▸ What the task requires: In the material below, find each line holding the string "dolor" and copy it.

--- Begin Data rows ---

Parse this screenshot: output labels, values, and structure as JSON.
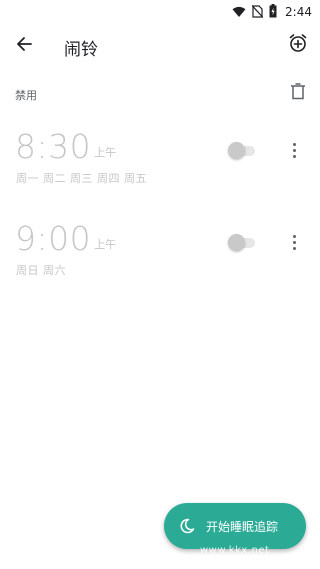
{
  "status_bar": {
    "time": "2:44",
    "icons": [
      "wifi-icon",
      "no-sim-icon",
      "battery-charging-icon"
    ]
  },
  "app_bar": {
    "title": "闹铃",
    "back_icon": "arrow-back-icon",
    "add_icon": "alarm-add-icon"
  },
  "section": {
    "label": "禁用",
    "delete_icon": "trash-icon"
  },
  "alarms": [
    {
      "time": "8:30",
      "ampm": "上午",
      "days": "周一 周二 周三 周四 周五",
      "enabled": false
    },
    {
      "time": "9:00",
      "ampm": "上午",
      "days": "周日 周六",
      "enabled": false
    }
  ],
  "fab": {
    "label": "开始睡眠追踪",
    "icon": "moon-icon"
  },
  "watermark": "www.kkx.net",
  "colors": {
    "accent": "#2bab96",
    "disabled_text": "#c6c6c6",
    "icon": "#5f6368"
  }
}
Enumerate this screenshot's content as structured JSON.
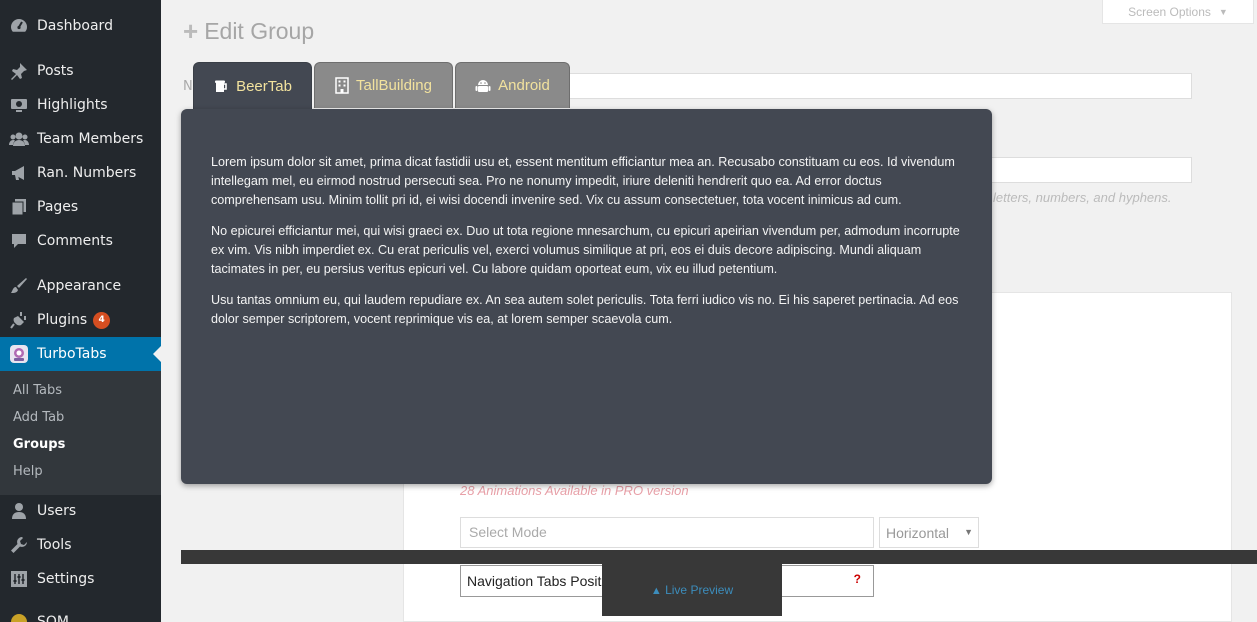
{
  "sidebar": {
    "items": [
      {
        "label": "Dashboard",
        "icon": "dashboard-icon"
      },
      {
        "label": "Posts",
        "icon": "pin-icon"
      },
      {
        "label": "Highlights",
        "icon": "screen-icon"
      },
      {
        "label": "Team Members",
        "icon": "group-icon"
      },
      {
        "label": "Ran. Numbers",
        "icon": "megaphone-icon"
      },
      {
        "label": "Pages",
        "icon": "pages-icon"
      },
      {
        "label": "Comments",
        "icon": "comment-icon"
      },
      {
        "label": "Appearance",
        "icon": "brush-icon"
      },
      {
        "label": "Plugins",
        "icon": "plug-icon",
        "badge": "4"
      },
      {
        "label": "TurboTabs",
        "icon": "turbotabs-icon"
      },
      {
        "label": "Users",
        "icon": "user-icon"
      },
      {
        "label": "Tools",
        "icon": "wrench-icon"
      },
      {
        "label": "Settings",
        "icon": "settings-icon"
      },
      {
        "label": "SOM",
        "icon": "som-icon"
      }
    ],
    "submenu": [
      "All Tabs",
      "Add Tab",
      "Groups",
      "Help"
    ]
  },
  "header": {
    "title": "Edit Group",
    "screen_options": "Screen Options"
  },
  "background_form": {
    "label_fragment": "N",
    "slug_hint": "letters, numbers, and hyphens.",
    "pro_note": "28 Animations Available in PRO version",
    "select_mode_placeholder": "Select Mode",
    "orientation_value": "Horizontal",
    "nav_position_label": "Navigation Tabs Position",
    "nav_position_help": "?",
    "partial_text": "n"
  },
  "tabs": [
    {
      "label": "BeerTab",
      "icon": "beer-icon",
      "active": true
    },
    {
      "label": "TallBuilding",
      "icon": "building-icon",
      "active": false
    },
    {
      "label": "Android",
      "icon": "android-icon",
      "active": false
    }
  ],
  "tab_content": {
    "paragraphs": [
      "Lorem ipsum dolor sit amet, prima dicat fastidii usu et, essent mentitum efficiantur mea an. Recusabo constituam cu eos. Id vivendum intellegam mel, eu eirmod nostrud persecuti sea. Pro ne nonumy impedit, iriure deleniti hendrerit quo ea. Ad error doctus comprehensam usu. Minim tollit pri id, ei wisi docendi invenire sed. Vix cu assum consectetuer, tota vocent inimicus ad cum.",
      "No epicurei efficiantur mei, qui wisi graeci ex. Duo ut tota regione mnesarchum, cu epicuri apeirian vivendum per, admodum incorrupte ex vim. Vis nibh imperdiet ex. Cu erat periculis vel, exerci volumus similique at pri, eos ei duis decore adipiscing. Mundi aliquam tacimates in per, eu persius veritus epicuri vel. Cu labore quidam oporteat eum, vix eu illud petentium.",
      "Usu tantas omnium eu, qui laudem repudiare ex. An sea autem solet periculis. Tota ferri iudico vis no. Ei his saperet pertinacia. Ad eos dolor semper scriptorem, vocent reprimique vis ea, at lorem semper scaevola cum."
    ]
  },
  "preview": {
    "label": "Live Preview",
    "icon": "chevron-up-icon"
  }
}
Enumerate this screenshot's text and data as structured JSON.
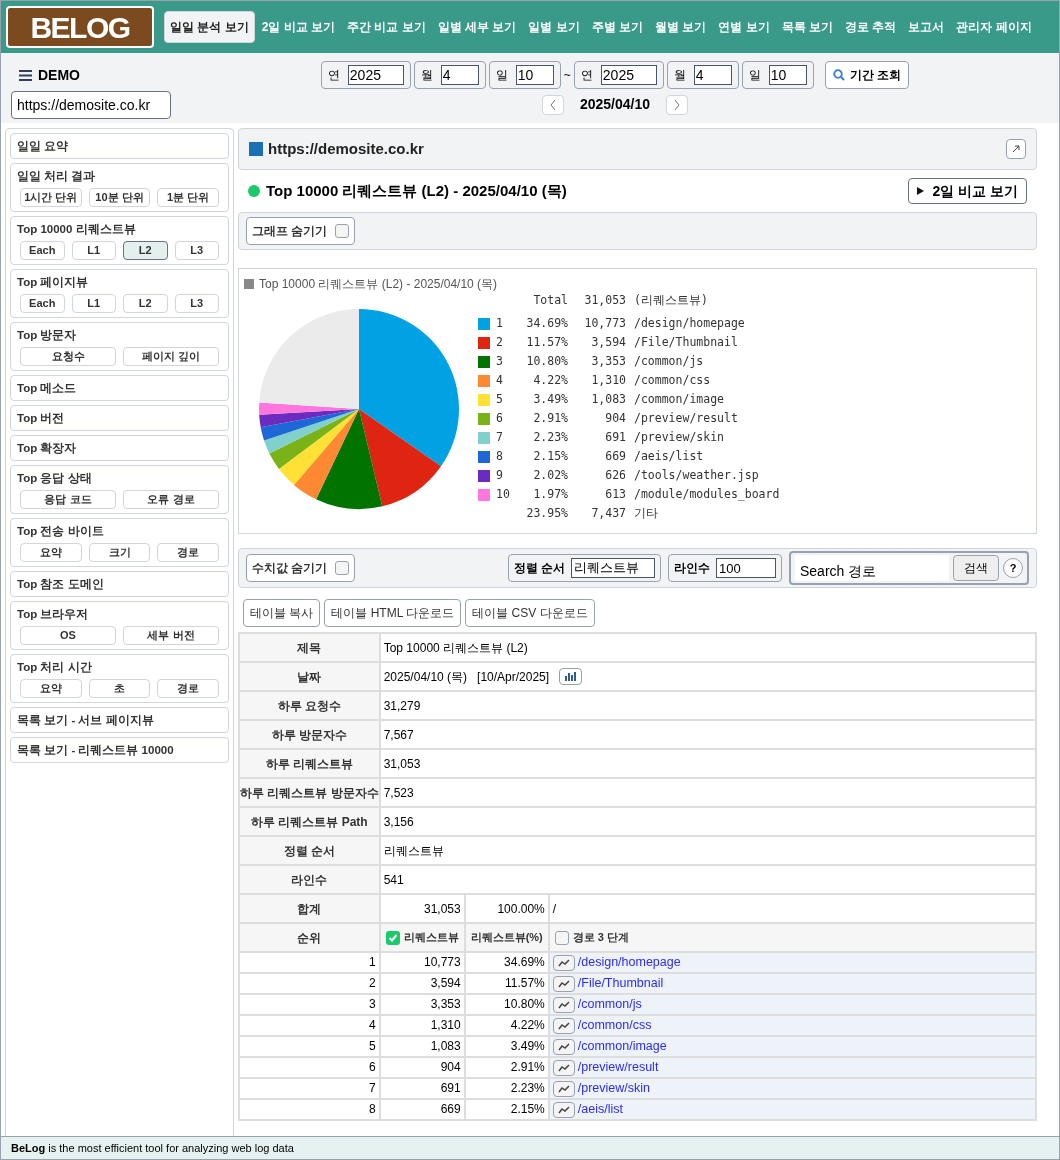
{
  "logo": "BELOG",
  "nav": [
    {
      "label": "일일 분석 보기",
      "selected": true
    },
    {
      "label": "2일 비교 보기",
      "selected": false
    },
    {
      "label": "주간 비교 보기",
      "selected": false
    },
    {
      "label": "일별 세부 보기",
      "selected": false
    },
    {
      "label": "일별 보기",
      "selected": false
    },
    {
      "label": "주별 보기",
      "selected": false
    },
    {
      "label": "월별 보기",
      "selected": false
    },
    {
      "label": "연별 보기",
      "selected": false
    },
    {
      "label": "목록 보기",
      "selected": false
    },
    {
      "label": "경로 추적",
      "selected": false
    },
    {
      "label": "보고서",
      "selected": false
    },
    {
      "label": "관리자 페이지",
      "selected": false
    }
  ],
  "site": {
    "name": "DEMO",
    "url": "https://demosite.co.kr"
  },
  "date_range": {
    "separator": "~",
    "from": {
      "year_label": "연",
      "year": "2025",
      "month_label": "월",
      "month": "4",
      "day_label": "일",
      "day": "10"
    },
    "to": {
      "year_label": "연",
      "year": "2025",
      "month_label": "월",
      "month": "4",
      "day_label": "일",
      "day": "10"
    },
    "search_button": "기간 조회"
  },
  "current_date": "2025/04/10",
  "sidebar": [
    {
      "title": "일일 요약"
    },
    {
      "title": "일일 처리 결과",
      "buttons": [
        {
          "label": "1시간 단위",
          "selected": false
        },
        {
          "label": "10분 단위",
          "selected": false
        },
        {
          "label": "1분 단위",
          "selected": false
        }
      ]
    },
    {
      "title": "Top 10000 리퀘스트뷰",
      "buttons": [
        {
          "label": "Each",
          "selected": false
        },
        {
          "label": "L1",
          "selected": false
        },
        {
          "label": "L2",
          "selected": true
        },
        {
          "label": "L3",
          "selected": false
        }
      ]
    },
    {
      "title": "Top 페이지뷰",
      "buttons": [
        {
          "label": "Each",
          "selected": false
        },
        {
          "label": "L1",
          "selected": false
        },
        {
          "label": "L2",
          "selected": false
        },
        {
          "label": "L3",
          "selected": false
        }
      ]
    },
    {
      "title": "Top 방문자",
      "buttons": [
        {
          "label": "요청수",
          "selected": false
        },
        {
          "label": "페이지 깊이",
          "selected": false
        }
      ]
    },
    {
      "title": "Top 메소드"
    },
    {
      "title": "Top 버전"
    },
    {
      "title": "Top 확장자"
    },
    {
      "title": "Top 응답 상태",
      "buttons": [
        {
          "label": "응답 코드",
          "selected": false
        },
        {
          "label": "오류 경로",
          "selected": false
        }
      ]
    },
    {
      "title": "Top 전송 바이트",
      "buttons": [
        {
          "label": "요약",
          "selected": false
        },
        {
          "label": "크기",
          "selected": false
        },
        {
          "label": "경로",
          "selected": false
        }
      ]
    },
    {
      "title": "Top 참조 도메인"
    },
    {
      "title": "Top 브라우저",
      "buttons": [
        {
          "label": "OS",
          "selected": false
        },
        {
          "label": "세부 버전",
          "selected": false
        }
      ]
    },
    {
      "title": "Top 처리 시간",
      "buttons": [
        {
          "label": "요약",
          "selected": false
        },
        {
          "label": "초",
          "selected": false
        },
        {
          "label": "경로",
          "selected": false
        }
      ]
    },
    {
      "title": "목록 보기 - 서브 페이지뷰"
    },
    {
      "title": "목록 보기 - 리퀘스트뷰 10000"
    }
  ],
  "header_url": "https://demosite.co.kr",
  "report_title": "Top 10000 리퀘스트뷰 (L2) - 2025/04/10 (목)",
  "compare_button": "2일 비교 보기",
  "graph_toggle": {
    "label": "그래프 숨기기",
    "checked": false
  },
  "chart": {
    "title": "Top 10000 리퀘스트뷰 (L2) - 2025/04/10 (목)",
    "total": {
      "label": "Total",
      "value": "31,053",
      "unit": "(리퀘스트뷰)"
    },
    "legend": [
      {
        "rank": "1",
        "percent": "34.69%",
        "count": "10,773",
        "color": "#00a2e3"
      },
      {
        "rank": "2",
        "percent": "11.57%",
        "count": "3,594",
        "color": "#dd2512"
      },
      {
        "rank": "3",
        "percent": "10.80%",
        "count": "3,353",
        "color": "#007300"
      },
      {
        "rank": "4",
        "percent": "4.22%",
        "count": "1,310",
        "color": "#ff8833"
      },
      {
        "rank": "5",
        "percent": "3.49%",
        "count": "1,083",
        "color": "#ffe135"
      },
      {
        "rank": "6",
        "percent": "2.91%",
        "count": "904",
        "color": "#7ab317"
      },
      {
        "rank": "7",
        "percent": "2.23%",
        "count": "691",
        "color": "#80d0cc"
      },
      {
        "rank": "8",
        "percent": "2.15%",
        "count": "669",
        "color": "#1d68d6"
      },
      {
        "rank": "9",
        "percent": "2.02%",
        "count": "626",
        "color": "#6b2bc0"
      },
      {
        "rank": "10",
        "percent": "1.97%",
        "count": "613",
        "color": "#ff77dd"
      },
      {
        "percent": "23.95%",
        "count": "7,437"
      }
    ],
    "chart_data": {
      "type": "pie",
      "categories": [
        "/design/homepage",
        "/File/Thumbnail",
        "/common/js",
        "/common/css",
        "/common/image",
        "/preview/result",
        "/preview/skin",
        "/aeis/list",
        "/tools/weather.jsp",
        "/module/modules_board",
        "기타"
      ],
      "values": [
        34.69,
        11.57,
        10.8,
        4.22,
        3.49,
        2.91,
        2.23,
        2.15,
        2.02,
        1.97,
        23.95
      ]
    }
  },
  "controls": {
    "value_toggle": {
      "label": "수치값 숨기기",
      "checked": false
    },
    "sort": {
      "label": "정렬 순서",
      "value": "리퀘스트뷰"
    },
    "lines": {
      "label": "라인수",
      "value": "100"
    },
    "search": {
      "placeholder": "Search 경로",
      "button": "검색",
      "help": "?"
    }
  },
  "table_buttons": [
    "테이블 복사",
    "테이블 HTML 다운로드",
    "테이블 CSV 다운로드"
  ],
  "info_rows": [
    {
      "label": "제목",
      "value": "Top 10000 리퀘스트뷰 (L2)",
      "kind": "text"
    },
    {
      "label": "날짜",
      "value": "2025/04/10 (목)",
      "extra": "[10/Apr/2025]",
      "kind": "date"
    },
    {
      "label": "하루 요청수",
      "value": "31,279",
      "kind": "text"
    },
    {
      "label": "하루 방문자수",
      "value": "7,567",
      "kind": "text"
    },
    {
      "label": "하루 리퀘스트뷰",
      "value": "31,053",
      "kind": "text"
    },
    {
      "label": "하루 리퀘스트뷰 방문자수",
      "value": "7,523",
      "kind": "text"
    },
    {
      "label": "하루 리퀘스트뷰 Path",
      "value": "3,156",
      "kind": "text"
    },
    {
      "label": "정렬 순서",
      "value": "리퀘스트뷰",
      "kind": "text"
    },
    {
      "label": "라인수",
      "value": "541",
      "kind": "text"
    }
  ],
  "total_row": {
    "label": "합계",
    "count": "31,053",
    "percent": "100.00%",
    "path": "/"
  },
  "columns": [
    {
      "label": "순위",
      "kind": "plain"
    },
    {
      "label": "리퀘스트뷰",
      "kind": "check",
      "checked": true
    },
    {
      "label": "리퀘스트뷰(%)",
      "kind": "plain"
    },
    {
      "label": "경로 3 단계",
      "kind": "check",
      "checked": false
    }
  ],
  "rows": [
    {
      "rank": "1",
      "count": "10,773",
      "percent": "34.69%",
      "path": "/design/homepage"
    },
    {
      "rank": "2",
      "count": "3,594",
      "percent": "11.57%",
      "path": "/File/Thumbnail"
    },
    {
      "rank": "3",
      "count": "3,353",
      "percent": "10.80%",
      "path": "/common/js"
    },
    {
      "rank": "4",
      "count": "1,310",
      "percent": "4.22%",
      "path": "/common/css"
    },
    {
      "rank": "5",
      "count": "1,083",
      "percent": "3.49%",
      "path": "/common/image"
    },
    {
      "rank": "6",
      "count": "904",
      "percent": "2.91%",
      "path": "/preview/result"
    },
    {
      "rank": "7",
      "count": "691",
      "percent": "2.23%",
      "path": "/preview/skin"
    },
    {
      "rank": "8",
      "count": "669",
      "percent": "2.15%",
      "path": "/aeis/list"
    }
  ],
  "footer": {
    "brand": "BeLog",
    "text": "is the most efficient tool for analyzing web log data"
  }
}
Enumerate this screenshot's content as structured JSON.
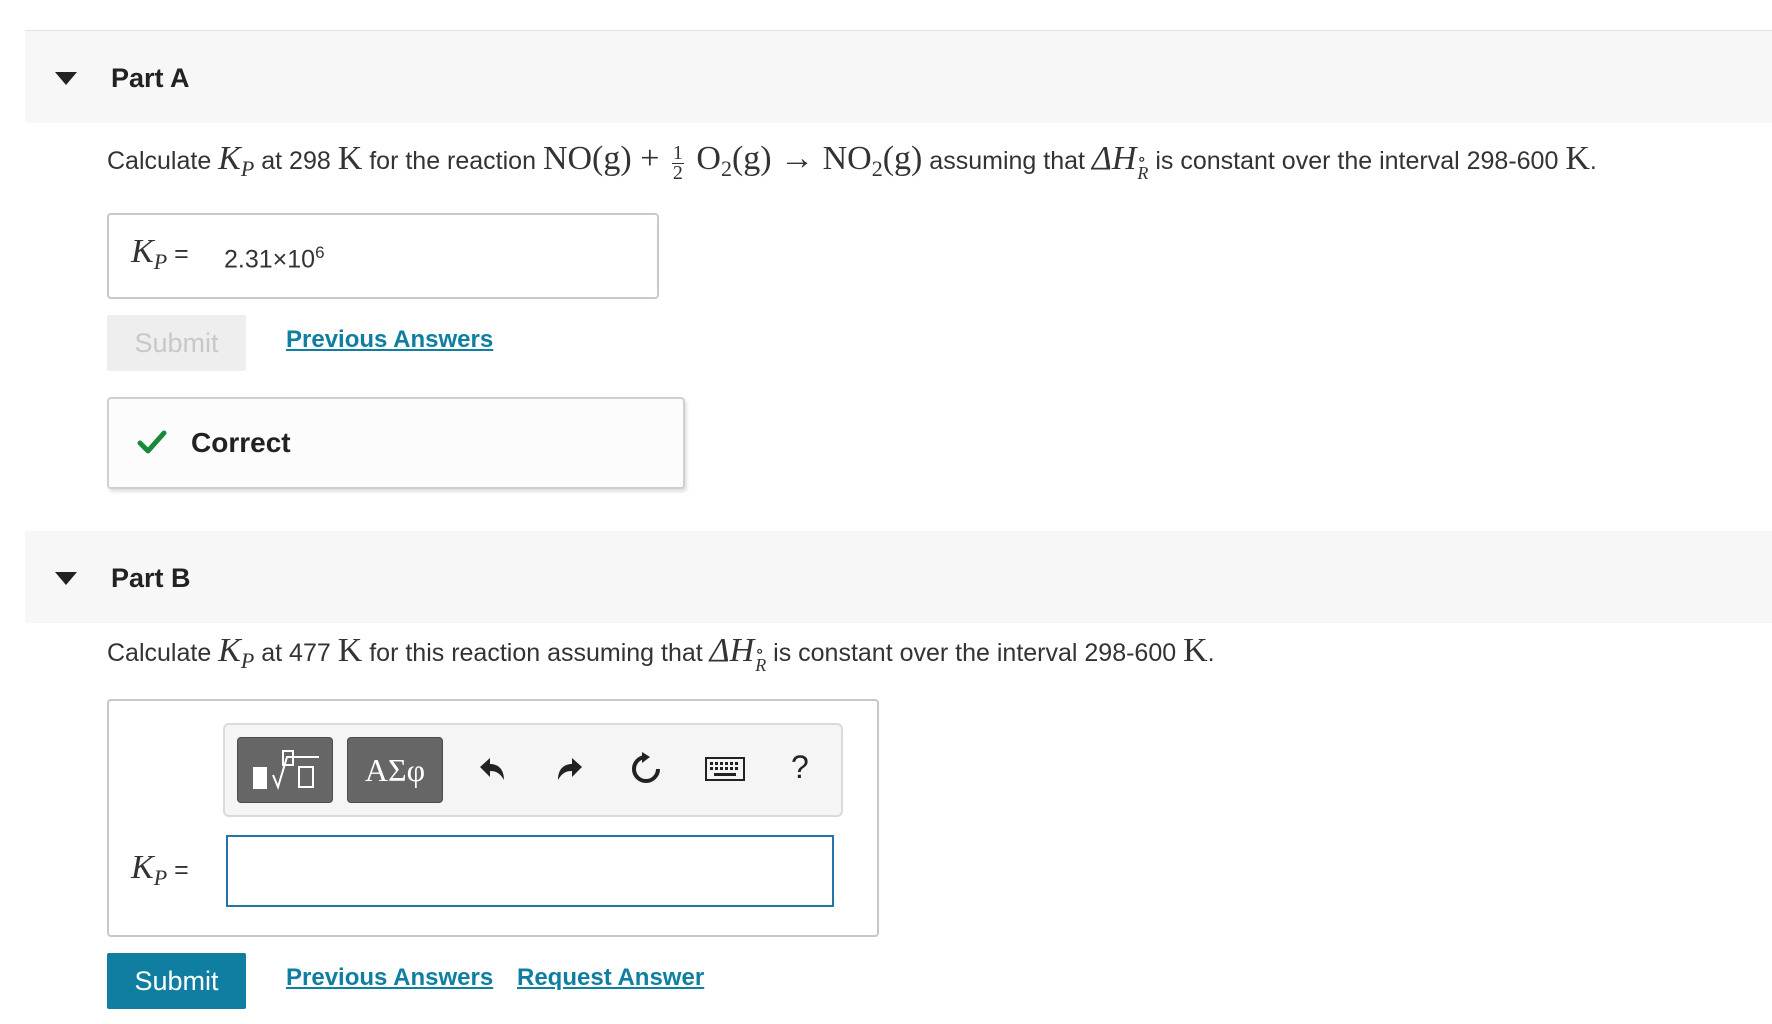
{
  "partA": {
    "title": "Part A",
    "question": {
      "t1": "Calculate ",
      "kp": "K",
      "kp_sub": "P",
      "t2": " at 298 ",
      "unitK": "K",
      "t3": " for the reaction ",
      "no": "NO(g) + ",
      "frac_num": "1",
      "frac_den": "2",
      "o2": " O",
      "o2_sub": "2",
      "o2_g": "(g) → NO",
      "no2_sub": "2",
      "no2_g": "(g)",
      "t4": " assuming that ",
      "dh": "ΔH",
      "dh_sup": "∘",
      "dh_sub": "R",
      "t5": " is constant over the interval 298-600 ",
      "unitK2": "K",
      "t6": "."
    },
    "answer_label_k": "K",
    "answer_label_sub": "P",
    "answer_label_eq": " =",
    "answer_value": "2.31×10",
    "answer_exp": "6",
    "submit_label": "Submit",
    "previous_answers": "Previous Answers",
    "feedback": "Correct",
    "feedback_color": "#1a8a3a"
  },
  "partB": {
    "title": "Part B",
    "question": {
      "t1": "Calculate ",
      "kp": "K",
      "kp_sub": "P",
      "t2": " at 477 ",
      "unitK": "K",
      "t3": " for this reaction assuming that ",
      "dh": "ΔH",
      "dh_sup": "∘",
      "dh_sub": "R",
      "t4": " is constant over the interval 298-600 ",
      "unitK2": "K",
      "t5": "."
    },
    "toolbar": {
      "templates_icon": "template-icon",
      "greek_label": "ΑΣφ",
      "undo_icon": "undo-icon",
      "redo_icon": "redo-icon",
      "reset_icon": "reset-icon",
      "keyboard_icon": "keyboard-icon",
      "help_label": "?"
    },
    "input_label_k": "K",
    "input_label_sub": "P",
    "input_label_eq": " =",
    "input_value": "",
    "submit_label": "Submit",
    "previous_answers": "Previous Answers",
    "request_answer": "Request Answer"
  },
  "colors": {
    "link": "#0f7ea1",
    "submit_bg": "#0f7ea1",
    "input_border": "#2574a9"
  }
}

--- End Data rows ---

▸ Complete answer:
      "Lorem ipsum dolor sit amet, prima dicat fastidii usu et, essent mentitum efficiantur mea an. Recusabo constituam cu eos. Id vivendum intellegam mel, eu eirmod nostrud persecuti sea. Pro ne nonumy impedit, iriure deleniti hendrerit quo ea. Ad error doctus comprehensam usu. Minim tollit pri id, ei wisi docendi invenire sed. Vix cu assum consectetuer, tota vocent inimicus ad cum.",
      "Usu tantas omnium eu, qui laudem repudiare ex. An sea autem solet periculis. Tota ferri iudico vis no. Ei his saperet pertinacia. Ad eos dolor semper scriptorem, vocent reprimique vis ea, at lorem semper scaevola cum."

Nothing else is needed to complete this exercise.